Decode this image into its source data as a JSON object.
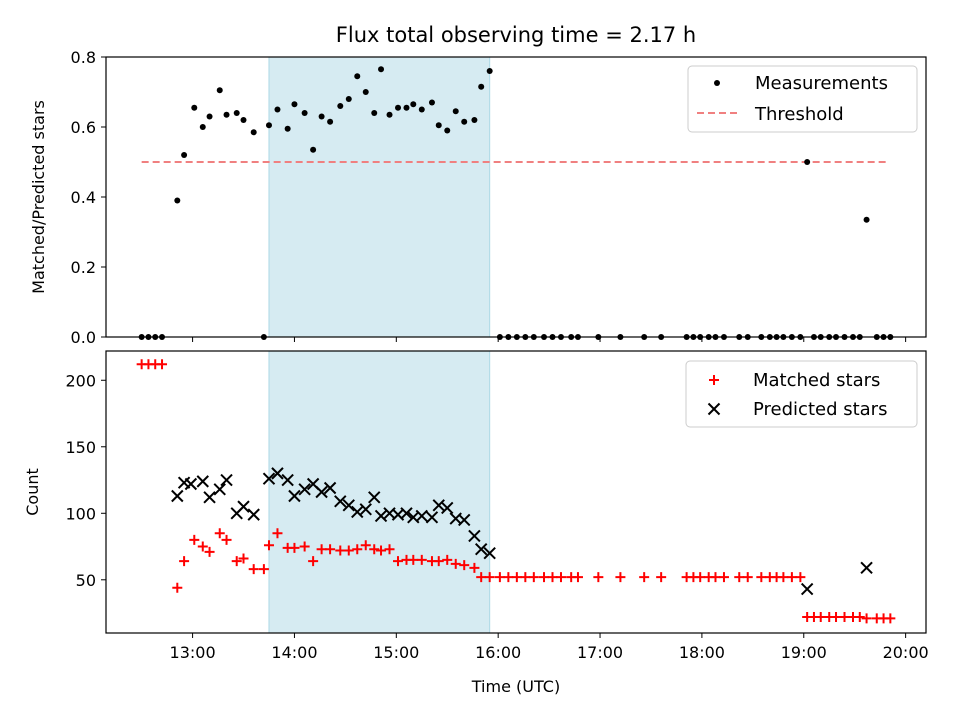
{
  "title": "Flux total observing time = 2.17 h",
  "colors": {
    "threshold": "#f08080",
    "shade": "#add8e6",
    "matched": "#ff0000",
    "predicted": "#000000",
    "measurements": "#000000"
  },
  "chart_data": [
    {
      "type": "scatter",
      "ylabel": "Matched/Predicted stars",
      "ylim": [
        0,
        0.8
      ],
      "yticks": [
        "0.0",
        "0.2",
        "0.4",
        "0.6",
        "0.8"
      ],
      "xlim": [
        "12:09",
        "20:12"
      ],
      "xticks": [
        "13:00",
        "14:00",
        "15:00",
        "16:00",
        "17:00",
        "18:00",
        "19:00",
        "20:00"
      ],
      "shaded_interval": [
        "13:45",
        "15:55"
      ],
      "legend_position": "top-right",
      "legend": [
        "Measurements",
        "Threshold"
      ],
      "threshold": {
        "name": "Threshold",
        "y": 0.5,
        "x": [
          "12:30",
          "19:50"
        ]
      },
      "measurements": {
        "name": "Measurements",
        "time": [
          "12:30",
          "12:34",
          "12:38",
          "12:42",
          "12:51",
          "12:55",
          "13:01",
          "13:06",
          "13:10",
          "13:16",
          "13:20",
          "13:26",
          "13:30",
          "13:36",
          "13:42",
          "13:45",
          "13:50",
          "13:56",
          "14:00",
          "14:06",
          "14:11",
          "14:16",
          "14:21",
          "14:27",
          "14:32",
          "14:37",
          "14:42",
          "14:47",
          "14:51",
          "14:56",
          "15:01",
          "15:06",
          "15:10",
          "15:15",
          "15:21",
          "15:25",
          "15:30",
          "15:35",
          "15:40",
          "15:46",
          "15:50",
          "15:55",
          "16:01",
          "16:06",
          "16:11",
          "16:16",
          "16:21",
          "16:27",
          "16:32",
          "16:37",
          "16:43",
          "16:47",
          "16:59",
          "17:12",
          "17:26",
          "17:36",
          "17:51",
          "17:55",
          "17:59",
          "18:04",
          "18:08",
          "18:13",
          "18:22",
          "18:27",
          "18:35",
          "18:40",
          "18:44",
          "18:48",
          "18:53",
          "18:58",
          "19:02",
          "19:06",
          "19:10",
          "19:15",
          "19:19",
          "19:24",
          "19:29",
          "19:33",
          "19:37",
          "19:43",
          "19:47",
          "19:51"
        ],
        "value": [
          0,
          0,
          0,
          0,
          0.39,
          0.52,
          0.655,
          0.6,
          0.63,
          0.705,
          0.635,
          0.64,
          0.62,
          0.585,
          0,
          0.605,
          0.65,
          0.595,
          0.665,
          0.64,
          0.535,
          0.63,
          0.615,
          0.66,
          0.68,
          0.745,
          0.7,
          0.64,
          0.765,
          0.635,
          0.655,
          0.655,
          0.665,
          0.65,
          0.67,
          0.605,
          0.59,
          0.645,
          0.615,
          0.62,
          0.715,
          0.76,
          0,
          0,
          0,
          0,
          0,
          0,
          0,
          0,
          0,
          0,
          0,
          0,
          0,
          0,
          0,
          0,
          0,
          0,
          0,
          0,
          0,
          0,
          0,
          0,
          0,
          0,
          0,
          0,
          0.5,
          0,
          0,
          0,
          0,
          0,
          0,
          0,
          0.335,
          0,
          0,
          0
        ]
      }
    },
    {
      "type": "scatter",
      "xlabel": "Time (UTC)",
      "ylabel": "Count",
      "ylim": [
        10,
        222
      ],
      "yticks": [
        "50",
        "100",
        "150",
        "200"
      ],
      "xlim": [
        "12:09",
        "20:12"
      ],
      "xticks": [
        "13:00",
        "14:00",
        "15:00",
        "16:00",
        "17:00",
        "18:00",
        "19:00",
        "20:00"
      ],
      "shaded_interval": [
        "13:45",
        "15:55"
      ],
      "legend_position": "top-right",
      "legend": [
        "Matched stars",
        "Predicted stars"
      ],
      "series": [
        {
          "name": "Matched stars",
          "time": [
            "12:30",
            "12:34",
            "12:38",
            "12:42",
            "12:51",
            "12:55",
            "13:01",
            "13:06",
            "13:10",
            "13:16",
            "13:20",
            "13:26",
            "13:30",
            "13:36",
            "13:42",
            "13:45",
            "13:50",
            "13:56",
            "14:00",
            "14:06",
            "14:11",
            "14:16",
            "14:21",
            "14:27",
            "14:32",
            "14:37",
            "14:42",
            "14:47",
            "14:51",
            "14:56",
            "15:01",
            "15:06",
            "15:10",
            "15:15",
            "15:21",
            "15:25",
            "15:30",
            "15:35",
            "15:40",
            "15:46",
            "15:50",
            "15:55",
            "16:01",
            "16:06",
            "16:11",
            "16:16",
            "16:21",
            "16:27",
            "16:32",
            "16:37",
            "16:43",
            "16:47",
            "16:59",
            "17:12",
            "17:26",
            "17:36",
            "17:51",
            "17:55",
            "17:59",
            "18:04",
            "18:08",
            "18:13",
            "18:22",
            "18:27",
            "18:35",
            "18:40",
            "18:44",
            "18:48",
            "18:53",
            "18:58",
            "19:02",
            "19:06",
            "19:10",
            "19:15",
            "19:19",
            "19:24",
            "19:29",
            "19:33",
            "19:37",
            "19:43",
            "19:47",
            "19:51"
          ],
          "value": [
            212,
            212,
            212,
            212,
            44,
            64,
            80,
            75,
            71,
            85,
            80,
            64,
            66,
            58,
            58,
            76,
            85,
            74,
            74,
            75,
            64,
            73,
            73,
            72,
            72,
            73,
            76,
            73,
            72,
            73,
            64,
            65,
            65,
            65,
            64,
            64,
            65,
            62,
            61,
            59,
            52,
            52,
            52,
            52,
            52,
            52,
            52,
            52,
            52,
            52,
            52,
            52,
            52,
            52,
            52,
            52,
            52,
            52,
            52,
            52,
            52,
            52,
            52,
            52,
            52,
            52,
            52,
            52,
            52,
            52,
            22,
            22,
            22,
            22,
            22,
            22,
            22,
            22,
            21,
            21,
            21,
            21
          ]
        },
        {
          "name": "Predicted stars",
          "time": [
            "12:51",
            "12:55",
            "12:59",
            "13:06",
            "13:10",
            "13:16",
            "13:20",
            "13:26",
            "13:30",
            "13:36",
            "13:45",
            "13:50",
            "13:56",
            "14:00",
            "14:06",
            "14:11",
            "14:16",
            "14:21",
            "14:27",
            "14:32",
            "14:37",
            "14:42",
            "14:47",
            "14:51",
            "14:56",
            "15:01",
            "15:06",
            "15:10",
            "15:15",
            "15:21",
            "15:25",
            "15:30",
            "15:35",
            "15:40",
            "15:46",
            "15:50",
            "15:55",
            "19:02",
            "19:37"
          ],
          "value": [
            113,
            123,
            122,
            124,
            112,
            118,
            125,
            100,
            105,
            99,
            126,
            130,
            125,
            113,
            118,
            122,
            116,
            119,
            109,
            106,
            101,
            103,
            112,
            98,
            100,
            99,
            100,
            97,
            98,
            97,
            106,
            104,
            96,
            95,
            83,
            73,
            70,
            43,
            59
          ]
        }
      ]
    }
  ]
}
● ● ● ● ● ● ●
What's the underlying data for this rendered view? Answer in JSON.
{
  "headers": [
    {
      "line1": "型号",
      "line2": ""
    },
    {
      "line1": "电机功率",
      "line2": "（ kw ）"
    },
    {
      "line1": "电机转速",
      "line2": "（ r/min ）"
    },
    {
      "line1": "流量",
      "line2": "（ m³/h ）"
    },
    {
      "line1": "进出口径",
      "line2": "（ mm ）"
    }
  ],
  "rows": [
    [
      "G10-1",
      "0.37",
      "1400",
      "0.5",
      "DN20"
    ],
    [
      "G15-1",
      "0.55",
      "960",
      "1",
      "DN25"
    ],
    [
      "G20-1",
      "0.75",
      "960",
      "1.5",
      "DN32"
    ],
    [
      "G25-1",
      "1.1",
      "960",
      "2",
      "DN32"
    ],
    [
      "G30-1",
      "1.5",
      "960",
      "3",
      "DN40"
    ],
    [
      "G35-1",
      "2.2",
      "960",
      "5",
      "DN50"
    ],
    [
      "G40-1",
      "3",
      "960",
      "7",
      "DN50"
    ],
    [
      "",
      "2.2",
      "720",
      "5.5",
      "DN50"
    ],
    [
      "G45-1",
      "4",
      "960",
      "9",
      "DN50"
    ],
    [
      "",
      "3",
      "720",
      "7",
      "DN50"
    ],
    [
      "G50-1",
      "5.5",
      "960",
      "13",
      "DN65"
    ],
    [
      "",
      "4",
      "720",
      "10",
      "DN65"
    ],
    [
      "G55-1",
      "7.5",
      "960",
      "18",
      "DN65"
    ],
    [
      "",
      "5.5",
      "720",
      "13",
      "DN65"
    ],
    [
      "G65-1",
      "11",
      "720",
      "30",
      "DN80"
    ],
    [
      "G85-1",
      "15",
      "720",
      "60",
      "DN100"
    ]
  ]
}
● ● ● ● ● ● ●
* Given request
Count each line of the entries that holds the word "JSON", then state the total and nothing more.

* Result of the task
2